Judul Buku : Kiai
Hologram
Pengarang : Emha Ainun Nadjib
Tahun
Terbit : Cetakan ke IV,
November 2018
Penerbit : PT Bentang Pustaka
Jumlah
Halaman : 288 Halaman
ISBN : 978-602-291-468-6
Berbagai
macam corak kehidupan manusia bagaikan anak panah yang tak tahu
arah. Bahkan anak panah tersebut tidak pernah tahu ke mana tujuannya dan
tak punya hak atas wewenang busur. Setiap sisi yang ada pada anak panah telah
ditentukan oleh busur. Seperti itulah analogi sederhana Cak Nun tentang
kehidupan manusia dalam meraih asanya.

[Latihan Singkat A]
Tolong tulis ulang catatan mulai dari baris pertamanya sampai baris yang memuat "chevron-right-icon bbox=[1829, 591, 1839, 607]", dengan mengganti "rank-status" menjadi "rank-label" dan membiarkan bagian lain tetap sama.
Teks dan catatan tidak saling berkaitan.

[Catatan Tersedia]
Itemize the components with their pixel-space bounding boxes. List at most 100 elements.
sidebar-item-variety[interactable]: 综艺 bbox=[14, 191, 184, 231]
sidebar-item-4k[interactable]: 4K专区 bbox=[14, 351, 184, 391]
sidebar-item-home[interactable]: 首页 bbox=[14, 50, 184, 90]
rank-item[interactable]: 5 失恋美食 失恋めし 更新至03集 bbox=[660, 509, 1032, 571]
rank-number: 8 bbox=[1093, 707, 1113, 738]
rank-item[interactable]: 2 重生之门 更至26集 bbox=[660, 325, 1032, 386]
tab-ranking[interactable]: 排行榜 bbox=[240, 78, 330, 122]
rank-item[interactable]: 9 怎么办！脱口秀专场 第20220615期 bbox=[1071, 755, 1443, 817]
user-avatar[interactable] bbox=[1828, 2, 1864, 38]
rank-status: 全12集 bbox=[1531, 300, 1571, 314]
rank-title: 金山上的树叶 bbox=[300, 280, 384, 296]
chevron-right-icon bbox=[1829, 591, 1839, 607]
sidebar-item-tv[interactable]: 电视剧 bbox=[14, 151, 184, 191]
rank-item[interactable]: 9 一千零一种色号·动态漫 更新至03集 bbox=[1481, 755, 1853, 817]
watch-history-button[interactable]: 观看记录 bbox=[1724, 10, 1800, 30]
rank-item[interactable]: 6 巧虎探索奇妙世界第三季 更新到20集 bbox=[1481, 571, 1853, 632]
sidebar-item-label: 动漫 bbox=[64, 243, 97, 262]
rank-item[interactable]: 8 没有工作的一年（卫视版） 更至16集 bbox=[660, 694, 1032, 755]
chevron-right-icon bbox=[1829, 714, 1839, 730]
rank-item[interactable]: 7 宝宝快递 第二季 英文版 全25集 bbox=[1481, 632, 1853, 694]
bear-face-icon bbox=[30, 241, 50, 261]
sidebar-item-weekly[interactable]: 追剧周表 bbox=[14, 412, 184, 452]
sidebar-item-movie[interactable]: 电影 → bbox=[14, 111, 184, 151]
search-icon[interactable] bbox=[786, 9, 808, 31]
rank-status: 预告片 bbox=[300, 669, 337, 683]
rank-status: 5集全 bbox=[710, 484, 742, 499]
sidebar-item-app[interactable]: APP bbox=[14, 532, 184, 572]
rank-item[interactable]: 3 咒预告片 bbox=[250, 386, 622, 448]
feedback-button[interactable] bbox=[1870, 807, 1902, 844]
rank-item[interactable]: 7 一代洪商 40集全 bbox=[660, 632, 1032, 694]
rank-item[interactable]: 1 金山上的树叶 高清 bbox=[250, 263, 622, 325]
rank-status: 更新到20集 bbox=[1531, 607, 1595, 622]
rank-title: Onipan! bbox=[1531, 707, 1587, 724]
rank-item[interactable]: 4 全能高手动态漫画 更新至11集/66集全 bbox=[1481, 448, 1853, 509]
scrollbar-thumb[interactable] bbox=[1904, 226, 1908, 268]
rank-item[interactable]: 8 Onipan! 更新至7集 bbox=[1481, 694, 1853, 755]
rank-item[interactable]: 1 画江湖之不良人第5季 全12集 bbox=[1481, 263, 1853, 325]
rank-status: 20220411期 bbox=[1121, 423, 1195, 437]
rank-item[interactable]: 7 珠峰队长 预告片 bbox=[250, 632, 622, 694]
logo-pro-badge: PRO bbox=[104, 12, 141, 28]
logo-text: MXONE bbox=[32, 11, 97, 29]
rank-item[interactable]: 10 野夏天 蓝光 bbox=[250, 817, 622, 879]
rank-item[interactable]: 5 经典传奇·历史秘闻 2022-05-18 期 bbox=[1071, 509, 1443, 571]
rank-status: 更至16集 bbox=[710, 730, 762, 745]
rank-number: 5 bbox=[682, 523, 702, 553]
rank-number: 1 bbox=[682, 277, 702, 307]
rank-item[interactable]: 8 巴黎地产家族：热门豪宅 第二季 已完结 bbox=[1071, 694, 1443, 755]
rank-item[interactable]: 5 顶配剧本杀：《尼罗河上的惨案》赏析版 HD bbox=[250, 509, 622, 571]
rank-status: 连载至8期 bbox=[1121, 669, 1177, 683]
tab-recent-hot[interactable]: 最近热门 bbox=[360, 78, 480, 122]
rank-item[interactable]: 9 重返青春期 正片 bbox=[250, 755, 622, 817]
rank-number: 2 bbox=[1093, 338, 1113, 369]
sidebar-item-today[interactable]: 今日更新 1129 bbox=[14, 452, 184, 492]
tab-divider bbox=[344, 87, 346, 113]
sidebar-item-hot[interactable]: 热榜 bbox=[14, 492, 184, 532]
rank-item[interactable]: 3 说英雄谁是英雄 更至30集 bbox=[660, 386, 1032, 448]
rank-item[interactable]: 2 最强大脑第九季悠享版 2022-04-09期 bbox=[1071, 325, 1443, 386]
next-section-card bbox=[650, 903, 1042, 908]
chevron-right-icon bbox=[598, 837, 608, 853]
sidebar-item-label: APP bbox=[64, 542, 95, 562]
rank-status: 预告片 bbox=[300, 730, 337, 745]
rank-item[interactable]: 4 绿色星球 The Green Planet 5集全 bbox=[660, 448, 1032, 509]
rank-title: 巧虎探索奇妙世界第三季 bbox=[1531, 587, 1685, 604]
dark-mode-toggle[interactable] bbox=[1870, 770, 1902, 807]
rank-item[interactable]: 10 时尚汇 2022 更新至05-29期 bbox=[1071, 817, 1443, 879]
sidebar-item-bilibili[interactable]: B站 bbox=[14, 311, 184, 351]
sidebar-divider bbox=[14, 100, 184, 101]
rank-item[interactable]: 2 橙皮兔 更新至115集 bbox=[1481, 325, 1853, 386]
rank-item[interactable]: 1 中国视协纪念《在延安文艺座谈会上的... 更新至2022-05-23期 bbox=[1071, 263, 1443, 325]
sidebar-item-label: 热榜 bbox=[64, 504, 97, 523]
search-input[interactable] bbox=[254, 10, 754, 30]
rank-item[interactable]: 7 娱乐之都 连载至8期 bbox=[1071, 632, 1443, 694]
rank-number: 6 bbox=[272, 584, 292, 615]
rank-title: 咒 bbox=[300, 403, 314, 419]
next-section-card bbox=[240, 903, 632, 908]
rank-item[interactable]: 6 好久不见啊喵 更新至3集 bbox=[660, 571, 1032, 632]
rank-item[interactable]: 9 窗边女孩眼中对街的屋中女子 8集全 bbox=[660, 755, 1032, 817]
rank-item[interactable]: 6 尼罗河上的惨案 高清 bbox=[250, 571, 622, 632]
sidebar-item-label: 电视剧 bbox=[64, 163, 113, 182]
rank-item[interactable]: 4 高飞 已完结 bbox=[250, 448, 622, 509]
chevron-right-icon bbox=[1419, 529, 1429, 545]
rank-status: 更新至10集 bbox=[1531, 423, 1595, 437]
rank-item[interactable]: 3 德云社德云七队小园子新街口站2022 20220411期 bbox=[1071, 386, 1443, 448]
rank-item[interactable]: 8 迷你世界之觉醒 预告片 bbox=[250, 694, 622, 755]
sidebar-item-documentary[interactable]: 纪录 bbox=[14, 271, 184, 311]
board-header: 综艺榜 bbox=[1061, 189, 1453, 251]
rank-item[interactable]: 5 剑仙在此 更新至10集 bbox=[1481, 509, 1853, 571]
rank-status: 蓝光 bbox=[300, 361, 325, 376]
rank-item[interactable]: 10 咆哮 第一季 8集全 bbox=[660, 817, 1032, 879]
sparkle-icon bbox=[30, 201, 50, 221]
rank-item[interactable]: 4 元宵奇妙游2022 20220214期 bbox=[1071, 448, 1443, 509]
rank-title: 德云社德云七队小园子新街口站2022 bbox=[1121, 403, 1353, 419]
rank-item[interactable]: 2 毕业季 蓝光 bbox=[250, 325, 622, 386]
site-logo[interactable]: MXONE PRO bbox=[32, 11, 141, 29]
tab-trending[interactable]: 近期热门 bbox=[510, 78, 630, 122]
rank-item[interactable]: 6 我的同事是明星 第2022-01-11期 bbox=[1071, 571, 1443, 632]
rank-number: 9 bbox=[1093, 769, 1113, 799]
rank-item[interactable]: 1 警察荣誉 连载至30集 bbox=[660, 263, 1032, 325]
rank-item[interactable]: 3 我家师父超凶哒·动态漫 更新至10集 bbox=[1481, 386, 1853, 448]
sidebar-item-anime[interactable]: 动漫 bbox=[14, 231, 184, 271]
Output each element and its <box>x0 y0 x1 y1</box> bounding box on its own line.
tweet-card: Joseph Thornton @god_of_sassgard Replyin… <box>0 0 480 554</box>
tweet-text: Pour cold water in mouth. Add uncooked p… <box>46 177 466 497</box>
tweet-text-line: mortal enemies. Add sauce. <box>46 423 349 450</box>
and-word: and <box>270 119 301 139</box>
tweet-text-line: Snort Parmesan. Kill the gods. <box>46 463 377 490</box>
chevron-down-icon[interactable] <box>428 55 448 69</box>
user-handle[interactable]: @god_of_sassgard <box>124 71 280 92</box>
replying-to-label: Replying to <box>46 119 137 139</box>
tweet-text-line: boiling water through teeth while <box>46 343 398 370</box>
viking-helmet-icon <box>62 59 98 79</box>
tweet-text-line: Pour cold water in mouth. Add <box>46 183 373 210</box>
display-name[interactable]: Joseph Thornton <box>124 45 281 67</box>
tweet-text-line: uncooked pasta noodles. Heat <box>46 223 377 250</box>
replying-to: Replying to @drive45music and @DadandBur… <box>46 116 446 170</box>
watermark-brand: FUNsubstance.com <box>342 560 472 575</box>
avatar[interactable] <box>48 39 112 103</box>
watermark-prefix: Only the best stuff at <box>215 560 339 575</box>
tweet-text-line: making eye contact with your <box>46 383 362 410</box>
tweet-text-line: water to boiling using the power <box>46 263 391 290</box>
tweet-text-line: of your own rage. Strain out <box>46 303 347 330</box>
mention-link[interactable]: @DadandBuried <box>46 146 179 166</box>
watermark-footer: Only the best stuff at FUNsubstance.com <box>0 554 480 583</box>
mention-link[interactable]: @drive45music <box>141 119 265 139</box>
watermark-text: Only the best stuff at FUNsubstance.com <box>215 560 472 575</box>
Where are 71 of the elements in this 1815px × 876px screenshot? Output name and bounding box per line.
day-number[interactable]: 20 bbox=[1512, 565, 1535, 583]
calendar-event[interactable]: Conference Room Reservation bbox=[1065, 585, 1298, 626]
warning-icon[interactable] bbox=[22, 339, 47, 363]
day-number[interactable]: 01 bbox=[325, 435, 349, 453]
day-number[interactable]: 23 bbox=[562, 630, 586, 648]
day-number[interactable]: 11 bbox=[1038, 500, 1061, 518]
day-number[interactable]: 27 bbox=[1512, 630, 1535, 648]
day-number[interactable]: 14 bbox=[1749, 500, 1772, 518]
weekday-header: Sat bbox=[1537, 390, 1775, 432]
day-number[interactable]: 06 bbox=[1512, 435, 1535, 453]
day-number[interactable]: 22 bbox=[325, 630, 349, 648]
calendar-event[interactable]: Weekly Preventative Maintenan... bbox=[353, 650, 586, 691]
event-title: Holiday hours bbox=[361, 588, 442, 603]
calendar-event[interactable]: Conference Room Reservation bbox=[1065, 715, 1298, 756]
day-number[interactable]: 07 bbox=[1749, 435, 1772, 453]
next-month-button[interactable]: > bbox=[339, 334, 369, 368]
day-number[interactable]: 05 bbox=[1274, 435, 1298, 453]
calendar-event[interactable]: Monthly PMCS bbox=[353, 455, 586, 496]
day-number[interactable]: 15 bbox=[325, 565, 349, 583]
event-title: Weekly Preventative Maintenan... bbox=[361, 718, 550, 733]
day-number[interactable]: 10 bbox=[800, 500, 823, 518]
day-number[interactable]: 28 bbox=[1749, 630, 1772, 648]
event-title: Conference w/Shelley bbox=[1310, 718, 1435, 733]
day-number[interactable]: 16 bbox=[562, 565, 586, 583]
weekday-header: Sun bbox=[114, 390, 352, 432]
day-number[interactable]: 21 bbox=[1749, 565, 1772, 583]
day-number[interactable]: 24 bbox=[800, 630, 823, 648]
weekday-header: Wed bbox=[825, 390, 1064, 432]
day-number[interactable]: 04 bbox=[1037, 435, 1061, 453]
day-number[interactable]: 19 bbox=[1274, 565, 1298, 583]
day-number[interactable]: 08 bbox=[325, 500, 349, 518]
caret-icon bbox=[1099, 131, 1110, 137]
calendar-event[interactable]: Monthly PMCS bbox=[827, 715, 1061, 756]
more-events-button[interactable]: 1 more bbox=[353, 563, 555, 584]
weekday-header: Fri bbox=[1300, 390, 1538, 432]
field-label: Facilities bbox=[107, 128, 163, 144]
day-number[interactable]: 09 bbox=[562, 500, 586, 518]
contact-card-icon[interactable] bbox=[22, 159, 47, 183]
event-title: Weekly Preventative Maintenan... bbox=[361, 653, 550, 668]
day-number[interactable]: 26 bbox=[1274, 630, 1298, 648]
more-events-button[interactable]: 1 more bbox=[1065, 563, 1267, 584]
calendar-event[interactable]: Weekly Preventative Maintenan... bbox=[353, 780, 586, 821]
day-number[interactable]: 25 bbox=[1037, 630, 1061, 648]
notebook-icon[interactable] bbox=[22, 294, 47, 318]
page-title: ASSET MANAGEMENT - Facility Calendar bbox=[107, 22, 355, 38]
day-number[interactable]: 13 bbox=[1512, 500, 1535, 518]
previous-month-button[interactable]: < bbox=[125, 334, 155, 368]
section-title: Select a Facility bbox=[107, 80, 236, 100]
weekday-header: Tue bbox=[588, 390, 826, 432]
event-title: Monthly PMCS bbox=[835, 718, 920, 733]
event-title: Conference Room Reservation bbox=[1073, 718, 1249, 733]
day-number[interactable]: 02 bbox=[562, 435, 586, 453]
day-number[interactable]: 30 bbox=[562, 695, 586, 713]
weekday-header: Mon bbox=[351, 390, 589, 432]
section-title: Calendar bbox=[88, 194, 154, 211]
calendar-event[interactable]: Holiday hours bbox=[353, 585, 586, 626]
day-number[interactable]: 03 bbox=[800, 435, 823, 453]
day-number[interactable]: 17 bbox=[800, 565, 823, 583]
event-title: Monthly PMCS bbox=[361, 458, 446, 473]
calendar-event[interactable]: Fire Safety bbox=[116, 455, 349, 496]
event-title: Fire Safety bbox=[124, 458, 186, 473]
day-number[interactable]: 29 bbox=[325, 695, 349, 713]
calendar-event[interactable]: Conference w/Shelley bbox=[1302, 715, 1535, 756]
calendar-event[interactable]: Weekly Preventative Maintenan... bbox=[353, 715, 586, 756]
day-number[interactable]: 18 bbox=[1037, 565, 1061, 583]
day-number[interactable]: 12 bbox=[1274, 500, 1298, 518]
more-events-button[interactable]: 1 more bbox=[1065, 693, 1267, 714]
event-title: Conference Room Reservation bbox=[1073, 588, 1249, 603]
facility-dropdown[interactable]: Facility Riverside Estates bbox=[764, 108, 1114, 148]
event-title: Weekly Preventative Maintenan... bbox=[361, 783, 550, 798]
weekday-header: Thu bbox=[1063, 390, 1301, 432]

[Latihan Singkat B]
Sebutkan semua label data buku yang tercantum dalam teks tentang buku Kiai Hologram.

[Hasil Latihan A]
Itemize the components with their pixel-space bounding boxes. List at most 100 elements.
sidebar-item-variety[interactable]: 综艺 bbox=[14, 191, 184, 231]
sidebar-item-4k[interactable]: 4K专区 bbox=[14, 351, 184, 391]
sidebar-item-home[interactable]: 首页 bbox=[14, 50, 184, 90]
rank-item[interactable]: 5 失恋美食 失恋めし 更新至03集 bbox=[660, 509, 1032, 571]
rank-number: 8 bbox=[1093, 707, 1113, 738]
rank-item[interactable]: 2 重生之门 更至26集 bbox=[660, 325, 1032, 386]
tab-ranking[interactable]: 排行榜 bbox=[240, 78, 330, 122]
rank-item[interactable]: 9 怎么办！脱口秀专场 第20220615期 bbox=[1071, 755, 1443, 817]
user-avatar[interactable] bbox=[1828, 2, 1864, 38]
rank-label: 全12集 bbox=[1531, 300, 1571, 314]
rank-title: 金山上的树叶 bbox=[300, 280, 384, 296]
chevron-right-icon bbox=[1829, 591, 1839, 607]

[Hasil Latihan B]
Judul Buku, Pengarang, Tahun Terbit, Penerbit, Jumlah Halaman, ISBN